◆ Document
---*---

Artist:    Eric Burdon And The Animals
Title:    Paint It Black
Source:    British import CD: Winds Of Change
Writer(s):    Burdon/Briggs/Weider/McCulloch/Jenkins/Jagger/Richards
Label:    Repertoire (original label: M-G-M)
Year:    1967
    One of the highlights of the Monterey International Pop Festival in June of 1967 was the onstage debut of Eric Burdon's new Animals, a group much more in tune with the psychedelic happenings of the summer of love than its working class predecessor. The showstopper for the band's set was an extended version of the Rolling Stone's classic Paint It, Black. That summer saw the release of the group's first full LP, Winds Of Change, which included a studio version of Paint It, Black.

Artist:    Fantastic Zoo
Title:    Light Show
Source:    Mono LP: Highs In The Sixties Volume Three-LA 1967 Mondo Hollywood A Go-Go (originally released as 45 RPM single)
Writer(s):    Cameron/Karl
Label:    AIP (original label: Double Shot)

---*---

◆ Data shown
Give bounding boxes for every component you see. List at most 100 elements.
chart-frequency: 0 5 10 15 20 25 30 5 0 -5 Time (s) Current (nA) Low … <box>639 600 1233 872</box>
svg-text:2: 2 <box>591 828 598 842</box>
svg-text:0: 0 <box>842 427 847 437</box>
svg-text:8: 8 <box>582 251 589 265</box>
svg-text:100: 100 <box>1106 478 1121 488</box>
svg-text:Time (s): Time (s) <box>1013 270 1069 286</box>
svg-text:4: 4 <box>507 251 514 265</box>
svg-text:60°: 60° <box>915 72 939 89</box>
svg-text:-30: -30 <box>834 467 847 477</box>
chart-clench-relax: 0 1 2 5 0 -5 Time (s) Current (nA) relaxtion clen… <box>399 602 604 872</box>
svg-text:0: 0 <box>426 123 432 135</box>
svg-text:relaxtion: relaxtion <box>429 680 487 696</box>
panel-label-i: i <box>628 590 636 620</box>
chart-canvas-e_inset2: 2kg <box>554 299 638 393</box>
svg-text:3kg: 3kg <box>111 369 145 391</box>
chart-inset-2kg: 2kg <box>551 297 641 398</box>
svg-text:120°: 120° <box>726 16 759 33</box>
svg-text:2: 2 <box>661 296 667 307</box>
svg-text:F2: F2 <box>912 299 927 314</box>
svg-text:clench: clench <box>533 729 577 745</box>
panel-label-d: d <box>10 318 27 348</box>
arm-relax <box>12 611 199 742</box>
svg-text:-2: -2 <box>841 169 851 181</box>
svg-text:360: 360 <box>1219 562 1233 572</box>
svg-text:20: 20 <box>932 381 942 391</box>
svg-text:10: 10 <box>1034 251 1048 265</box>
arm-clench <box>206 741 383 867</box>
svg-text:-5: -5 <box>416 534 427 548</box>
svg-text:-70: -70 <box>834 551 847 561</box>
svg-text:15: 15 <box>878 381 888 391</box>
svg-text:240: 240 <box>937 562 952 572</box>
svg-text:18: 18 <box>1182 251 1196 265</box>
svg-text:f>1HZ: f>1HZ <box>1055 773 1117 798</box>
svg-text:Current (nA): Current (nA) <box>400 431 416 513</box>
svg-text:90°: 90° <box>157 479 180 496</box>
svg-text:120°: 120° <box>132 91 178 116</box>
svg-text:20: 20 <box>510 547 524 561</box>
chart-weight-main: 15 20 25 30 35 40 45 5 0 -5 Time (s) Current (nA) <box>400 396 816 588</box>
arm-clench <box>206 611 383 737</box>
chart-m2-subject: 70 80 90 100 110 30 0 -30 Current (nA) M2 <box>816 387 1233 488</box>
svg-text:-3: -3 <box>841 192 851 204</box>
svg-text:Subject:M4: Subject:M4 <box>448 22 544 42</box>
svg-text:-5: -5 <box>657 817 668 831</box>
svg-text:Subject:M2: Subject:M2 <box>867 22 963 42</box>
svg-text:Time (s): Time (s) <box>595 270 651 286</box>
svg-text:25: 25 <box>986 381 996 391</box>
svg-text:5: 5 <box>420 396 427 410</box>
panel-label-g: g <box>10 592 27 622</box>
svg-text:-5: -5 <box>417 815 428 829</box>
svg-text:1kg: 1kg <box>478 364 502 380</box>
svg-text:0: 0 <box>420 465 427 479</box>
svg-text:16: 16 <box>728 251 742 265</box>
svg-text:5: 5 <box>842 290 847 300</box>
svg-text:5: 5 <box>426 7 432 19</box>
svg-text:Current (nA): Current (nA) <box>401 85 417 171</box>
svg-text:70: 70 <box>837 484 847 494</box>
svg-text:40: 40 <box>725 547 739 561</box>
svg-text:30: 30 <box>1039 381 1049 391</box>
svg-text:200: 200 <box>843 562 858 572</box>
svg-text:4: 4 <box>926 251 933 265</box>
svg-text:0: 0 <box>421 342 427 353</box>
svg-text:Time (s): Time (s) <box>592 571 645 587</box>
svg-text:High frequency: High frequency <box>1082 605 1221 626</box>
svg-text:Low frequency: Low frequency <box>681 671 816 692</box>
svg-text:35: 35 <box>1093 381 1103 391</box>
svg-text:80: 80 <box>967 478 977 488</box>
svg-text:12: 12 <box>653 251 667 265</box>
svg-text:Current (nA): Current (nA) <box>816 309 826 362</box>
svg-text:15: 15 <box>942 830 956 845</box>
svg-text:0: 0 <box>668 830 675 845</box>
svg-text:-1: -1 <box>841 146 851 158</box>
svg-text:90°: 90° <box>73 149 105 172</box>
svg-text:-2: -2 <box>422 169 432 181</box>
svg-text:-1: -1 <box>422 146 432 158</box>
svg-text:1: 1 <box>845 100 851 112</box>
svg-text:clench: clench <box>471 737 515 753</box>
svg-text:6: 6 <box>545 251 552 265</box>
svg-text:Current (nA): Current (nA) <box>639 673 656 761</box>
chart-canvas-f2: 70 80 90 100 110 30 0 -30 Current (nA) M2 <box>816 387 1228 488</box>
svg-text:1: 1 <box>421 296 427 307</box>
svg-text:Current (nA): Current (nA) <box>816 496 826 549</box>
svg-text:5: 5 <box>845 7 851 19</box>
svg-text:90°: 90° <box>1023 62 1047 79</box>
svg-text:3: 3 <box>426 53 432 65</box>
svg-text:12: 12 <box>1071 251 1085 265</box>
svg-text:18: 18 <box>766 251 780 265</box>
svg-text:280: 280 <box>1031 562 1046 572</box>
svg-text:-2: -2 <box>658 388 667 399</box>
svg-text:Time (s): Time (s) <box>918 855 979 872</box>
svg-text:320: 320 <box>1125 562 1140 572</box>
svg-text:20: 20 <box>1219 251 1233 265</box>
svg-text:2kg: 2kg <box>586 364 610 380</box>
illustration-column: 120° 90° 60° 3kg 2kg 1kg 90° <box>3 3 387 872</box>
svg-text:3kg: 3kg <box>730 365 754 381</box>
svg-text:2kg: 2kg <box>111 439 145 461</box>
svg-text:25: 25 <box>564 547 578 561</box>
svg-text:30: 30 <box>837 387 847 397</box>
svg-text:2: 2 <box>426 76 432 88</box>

---*---

◆ Jobs
**1.** According to the notes on Paint It Black, how did Eric Burdon's new Animals differ from the group that came before it?
**2.** Convert the listing into a numbered list, starting at its first line and ending at the line containing "svg-text:0: 0 <box>426 123 432 135</box>", with blank lines omitted.

◆ Responses in order
**1.** The notes describe the new Animals as much more in tune with the psychedelic happenings of the summer of love than the earlier lineup, which they call a working class predecessor.

**2.**
1. Give bounding boxes for every component you see. List at most 100 elements.
2. chart-frequency: 0 5 10 15 20 25 30 5 0 -5 Time (s) Current (nA) Low … <box>639 600 1233 872</box>
3. svg-text:2: 2 <box>591 828 598 842</box>
4. svg-text:0: 0 <box>842 427 847 437</box>
5. svg-text:8: 8 <box>582 251 589 265</box>
6. svg-text:100: 100 <box>1106 478 1121 488</box>
7. svg-text:Time (s): Time (s) <box>1013 270 1069 286</box>
8. svg-text:4: 4 <box>507 251 514 265</box>
9. svg-text:60°: 60° <box>915 72 939 89</box>
10. svg-text:-30: -30 <box>834 467 847 477</box>
11. chart-clench-relax: 0 1 2 5 0 -5 Time (s) Current (nA) relaxtion clen… <box>399 602 604 872</box>
12. svg-text:0: 0 <box>426 123 432 135</box>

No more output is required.